## Given problem
Copy out each line exactly; pictures stay out of the copy.

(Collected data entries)
§
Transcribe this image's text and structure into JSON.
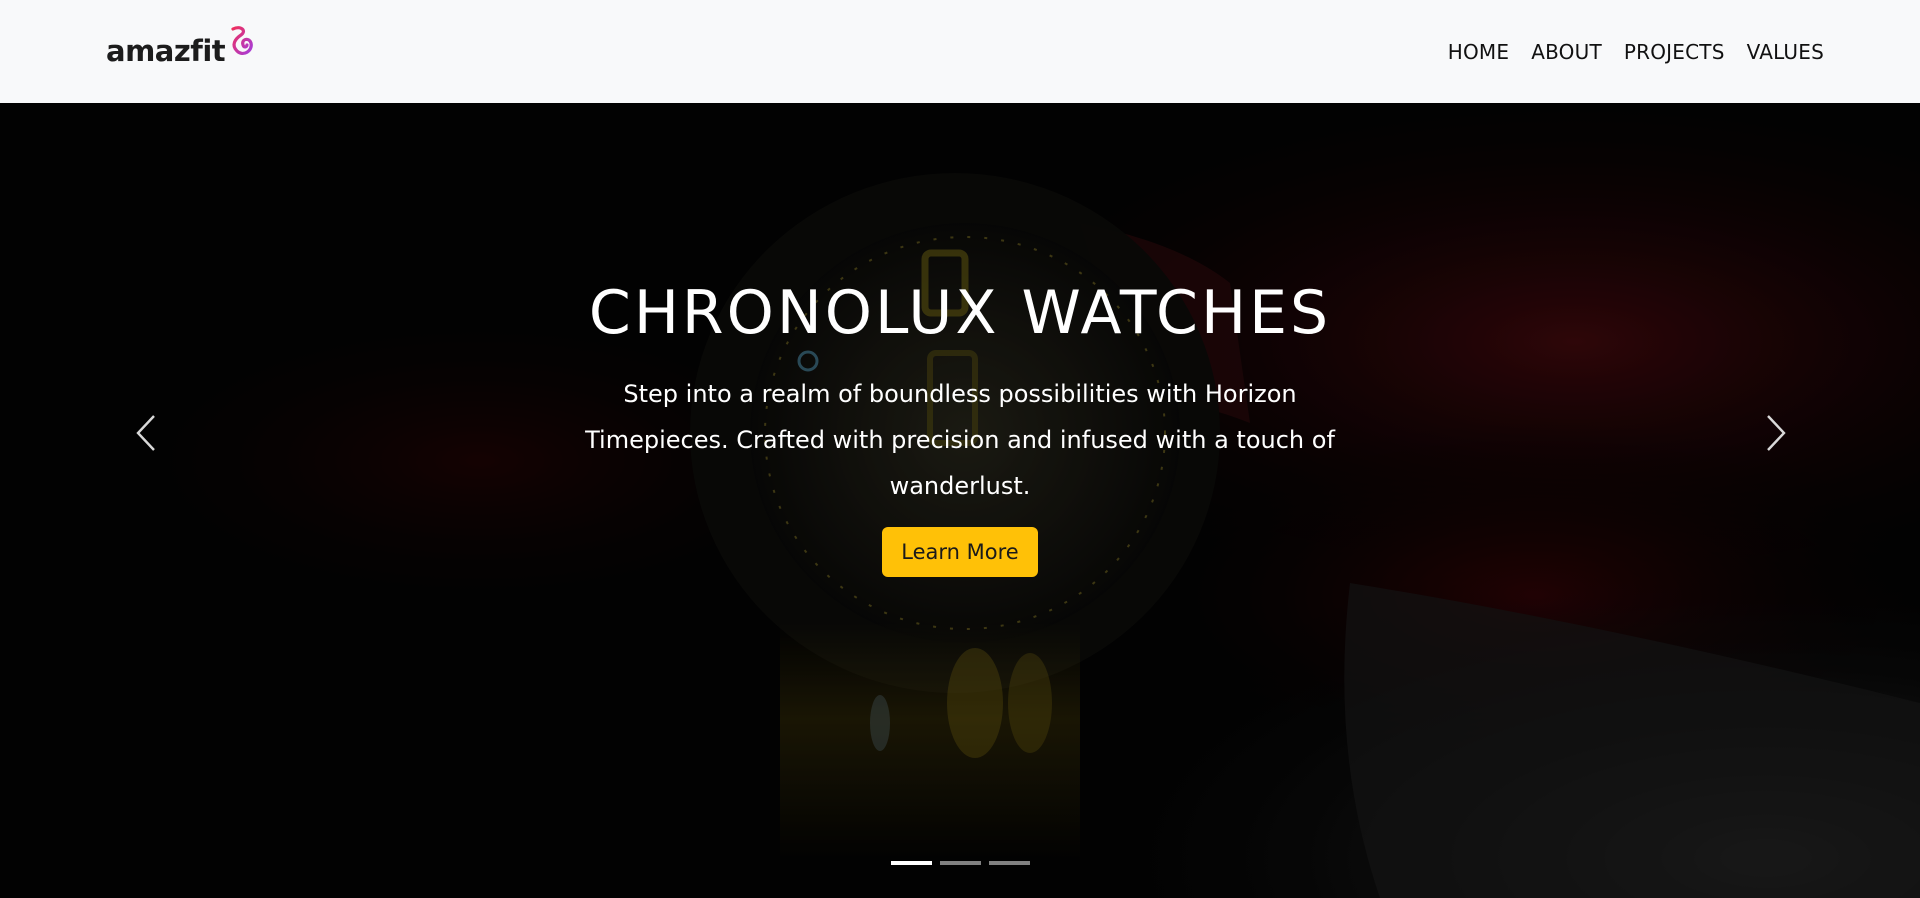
{
  "brand": {
    "name": "amazfit",
    "logo_colors": [
      "#e5366b",
      "#b83ad1"
    ]
  },
  "nav": {
    "items": [
      {
        "label": "HOME"
      },
      {
        "label": "ABOUT"
      },
      {
        "label": "PROJECTS"
      },
      {
        "label": "VALUES"
      }
    ]
  },
  "hero": {
    "title": "CHRONOLUX WATCHES",
    "description": "Step into a realm of boundless possibilities with Horizon Timepieces. Crafted with precision and infused with a touch of wanderlust.",
    "button_label": "Learn More",
    "button_color": "#ffc107",
    "background_image": "dark close-up of smartwatch face on wrist with red strap",
    "prev_icon": "chevron-left-icon",
    "next_icon": "chevron-right-icon",
    "slides_total": 3,
    "active_slide": 1
  }
}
§
## Worked solution
Transcribe this image's text and structure into JSON.
{
  "brand": {
    "name": "amazfit",
    "logo_colors": [
      "#e5366b",
      "#b83ad1"
    ]
  },
  "nav": {
    "items": [
      {
        "label": "HOME"
      },
      {
        "label": "ABOUT"
      },
      {
        "label": "PROJECTS"
      },
      {
        "label": "VALUES"
      }
    ]
  },
  "hero": {
    "title": "CHRONOLUX WATCHES",
    "description": "Step into a realm of boundless possibilities with Horizon Timepieces. Crafted with precision and infused with a touch of wanderlust.",
    "button_label": "Learn More",
    "button_color": "#ffc107",
    "background_image": "dark close-up of smartwatch face on wrist with red strap",
    "prev_icon": "chevron-left-icon",
    "next_icon": "chevron-right-icon",
    "slides_total": 3,
    "active_slide": 1
  }
}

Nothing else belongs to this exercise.